Records for this exercise:
┄┄┄┄┄┄
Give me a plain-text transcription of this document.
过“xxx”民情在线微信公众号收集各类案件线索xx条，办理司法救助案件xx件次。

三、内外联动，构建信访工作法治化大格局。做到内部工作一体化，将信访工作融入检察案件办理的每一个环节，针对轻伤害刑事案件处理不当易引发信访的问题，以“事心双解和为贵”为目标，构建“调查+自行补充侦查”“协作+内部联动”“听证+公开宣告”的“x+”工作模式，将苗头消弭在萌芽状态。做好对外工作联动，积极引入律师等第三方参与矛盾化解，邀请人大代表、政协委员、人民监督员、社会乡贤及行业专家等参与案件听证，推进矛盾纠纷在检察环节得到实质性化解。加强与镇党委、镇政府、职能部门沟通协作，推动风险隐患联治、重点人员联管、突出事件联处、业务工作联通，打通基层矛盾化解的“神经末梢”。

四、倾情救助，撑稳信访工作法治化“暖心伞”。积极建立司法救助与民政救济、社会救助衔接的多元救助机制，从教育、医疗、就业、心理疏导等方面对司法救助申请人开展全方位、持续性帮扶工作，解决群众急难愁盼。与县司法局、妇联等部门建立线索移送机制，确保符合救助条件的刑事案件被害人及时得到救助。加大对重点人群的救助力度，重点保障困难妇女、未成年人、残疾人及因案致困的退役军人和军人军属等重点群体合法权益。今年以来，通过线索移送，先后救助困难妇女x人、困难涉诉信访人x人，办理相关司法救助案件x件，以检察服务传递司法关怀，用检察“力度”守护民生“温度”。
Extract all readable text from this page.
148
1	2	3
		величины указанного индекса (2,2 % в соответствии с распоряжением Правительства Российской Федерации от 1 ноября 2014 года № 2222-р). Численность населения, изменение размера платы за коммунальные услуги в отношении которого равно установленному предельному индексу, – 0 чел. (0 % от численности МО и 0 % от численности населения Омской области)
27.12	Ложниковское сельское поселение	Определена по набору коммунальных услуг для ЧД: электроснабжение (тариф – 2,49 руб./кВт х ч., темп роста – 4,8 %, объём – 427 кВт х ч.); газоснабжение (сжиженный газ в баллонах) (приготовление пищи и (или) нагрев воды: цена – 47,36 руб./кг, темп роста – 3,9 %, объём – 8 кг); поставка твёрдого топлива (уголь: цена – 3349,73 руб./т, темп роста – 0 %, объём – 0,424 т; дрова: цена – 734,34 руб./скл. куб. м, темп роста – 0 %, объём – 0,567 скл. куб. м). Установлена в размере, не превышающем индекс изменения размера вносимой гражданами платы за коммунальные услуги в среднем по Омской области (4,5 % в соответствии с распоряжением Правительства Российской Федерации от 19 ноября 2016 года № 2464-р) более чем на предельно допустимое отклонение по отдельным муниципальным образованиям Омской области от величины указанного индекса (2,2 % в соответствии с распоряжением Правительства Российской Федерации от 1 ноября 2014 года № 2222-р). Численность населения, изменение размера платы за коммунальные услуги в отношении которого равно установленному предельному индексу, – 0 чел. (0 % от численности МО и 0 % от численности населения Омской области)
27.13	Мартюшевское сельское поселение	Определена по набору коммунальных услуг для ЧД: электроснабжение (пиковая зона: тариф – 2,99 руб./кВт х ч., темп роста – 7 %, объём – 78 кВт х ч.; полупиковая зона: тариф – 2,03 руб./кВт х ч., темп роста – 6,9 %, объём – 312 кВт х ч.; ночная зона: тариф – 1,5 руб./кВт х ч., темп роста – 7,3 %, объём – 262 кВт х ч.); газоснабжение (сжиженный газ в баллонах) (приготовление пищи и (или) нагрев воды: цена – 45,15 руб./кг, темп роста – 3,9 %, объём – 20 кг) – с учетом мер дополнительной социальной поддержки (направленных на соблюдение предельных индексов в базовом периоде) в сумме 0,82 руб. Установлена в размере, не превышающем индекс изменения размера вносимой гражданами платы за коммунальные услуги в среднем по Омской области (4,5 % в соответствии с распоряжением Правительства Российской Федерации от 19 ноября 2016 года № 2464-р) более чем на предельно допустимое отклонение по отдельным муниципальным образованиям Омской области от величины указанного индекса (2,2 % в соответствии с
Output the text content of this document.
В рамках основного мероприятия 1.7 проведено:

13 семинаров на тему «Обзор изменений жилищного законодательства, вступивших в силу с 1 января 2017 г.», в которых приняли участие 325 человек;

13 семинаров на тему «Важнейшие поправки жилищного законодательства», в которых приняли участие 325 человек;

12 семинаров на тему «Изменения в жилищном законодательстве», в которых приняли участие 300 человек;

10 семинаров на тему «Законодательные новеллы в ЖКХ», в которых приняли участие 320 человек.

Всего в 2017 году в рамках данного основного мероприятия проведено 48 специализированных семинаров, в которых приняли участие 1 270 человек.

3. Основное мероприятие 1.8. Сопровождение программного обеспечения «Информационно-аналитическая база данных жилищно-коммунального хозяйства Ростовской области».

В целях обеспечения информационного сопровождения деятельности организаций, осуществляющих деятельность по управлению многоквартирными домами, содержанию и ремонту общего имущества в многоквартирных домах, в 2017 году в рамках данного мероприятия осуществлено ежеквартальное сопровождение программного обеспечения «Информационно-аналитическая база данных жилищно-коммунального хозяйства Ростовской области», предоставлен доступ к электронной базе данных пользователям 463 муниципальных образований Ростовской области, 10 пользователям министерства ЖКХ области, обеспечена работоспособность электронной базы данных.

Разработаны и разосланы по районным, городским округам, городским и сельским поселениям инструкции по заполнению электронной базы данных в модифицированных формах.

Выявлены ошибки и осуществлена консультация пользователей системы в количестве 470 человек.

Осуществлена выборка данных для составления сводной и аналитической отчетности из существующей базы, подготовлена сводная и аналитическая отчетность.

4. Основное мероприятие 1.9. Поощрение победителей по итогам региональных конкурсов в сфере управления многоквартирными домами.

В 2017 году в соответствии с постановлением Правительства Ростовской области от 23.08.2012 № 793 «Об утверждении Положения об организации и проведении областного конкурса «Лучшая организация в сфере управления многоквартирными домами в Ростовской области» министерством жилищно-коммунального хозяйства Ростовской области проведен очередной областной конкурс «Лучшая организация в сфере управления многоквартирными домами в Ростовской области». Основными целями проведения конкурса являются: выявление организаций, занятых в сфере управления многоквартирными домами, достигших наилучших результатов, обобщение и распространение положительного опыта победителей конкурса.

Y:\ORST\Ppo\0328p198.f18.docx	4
┄┄┄┄┄┄
What this task involves:
Repeat the data verbatim.

Full response:
Give me a plain-text transcription of this document.
过“xxx”民情在线微信公众号收集各类案件线索xx条，办理司法救助案件xx件次。

三、内外联动，构建信访工作法治化大格局。做到内部工作一体化，将信访工作融入检察案件办理的每一个环节，针对轻伤害刑事案件处理不当易引发信访的问题，以“事心双解和为贵”为目标，构建“调查+自行补充侦查”“协作+内部联动”“听证+公开宣告”的“x+”工作模式，将苗头消弭在萌芽状态。做好对外工作联动，积极引入律师等第三方参与矛盾化解，邀请人大代表、政协委员、人民监督员、社会乡贤及行业专家等参与案件听证，推进矛盾纠纷在检察环节得到实质性化解。加强与镇党委、镇政府、职能部门沟通协作，推动风险隐患联治、重点人员联管、突出事件联处、业务工作联通，打通基层矛盾化解的“神经末梢”。

四、倾情救助，撑稳信访工作法治化“暖心伞”。积极建立司法救助与民政救济、社会救助衔接的多元救助机制，从教育、医疗、就业、心理疏导等方面对司法救助申请人开展全方位、持续性帮扶工作，解决群众急难愁盼。与县司法局、妇联等部门建立线索移送机制，确保符合救助条件的刑事案件被害人及时得到救助。加大对重点人群的救助力度，重点保障困难妇女、未成年人、残疾人及因案致困的退役军人和军人军属等重点群体合法权益。今年以来，通过线索移送，先后救助困难妇女x人、困难涉诉信访人x人，办理相关司法救助案件x件，以检察服务传递司法关怀，用检察“力度”守护民生“温度”。
Extract all readable text from this page.
148
1	2	3
		величины указанного индекса (2,2 % в соответствии с распоряжением Правительства Российской Федерации от 1 ноября 2014 года № 2222-р). Численность населения, изменение размера платы за коммунальные услуги в отношении которого равно установленному предельному индексу, – 0 чел. (0 % от численности МО и 0 % от численности населения Омской области)
27.12	Ложниковское сельское поселение	Определена по набору коммунальных услуг для ЧД: электроснабжение (тариф – 2,49 руб./кВт х ч., темп роста – 4,8 %, объём – 427 кВт х ч.); газоснабжение (сжиженный газ в баллонах) (приготовление пищи и (или) нагрев воды: цена – 47,36 руб./кг, темп роста – 3,9 %, объём – 8 кг); поставка твёрдого топлива (уголь: цена – 3349,73 руб./т, темп роста – 0 %, объём – 0,424 т; дрова: цена – 734,34 руб./скл. куб. м, темп роста – 0 %, объём – 0,567 скл. куб. м). Установлена в размере, не превышающем индекс изменения размера вносимой гражданами платы за коммунальные услуги в среднем по Омской области (4,5 % в соответствии с распоряжением Правительства Российской Федерации от 19 ноября 2016 года № 2464-р) более чем на предельно допустимое отклонение по отдельным муниципальным образованиям Омской области от величины указанного индекса (2,2 % в соответствии с распоряжением Правительства Российской Федерации от 1 ноября 2014 года № 2222-р). Численность населения, изменение размера платы за коммунальные услуги в отношении которого равно установленному предельному индексу, – 0 чел. (0 % от численности МО и 0 % от численности населения Омской области)
27.13	Мартюшевское сельское поселение	Определена по набору коммунальных услуг для ЧД: электроснабжение (пиковая зона: тариф – 2,99 руб./кВт х ч., темп роста – 7 %, объём – 78 кВт х ч.; полупиковая зона: тариф – 2,03 руб./кВт х ч., темп роста – 6,9 %, объём – 312 кВт х ч.; ночная зона: тариф – 1,5 руб./кВт х ч., темп роста – 7,3 %, объём – 262 кВт х ч.); газоснабжение (сжиженный газ в баллонах) (приготовление пищи и (или) нагрев воды: цена – 45,15 руб./кг, темп роста – 3,9 %, объём – 20 кг) – с учетом мер дополнительной социальной поддержки (направленных на соблюдение предельных индексов в базовом периоде) в сумме 0,82 руб. Установлена в размере, не превышающем индекс изменения размера вносимой гражданами платы за коммунальные услуги в среднем по Омской области (4,5 % в соответствии с распоряжением Правительства Российской Федерации от 19 ноября 2016 года № 2464-р) более чем на предельно допустимое отклонение по отдельным муниципальным образованиям Омской области от величины указанного индекса (2,2 % в соответствии с
Output the text content of this document.
В рамках основного мероприятия 1.7 проведено:

13 семинаров на тему «Обзор изменений жилищного законодательства, вступивших в силу с 1 января 2017 г.», в которых приняли участие 325 человек;

13 семинаров на тему «Важнейшие поправки жилищного законодательства», в которых приняли участие 325 человек;

12 семинаров на тему «Изменения в жилищном законодательстве», в которых приняли участие 300 человек;

10 семинаров на тему «Законодательные новеллы в ЖКХ», в которых приняли участие 320 человек.

Всего в 2017 году в рамках данного основного мероприятия проведено 48 специализированных семинаров, в которых приняли участие 1 270 человек.

3. Основное мероприятие 1.8. Сопровождение программного обеспечения «Информационно-аналитическая база данных жилищно-коммунального хозяйства Ростовской области».

В целях обеспечения информационного сопровождения деятельности организаций, осуществляющих деятельность по управлению многоквартирными домами, содержанию и ремонту общего имущества в многоквартирных домах, в 2017 году в рамках данного мероприятия осуществлено ежеквартальное сопровождение программного обеспечения «Информационно-аналитическая база данных жилищно-коммунального хозяйства Ростовской области», предоставлен доступ к электронной базе данных пользователям 463 муниципальных образований Ростовской области, 10 пользователям министерства ЖКХ области, обеспечена работоспособность электронной базы данных.

Разработаны и разосланы по районным, городским округам, городским и сельским поселениям инструкции по заполнению электронной базы данных в модифицированных формах.

Выявлены ошибки и осуществлена консультация пользователей системы в количестве 470 человек.

Осуществлена выборка данных для составления сводной и аналитической отчетности из существующей базы, подготовлена сводная и аналитическая отчетность.

4. Основное мероприятие 1.9. Поощрение победителей по итогам региональных конкурсов в сфере управления многоквартирными домами.

В 2017 году в соответствии с постановлением Правительства Ростовской области от 23.08.2012 № 793 «Об утверждении Положения об организации и проведении областного конкурса «Лучшая организация в сфере управления многоквартирными домами в Ростовской области» министерством жилищно-коммунального хозяйства Ростовской области проведен очередной областной конкурс «Лучшая организация в сфере управления многоквартирными домами в Ростовской области». Основными целями проведения конкурса являются: выявление организаций, занятых в сфере управления многоквартирными домами, достигших наилучших результатов, обобщение и распространение положительного опыта победителей конкурса.

Y:\ORST\Ppo\0328p198.f18.docx	4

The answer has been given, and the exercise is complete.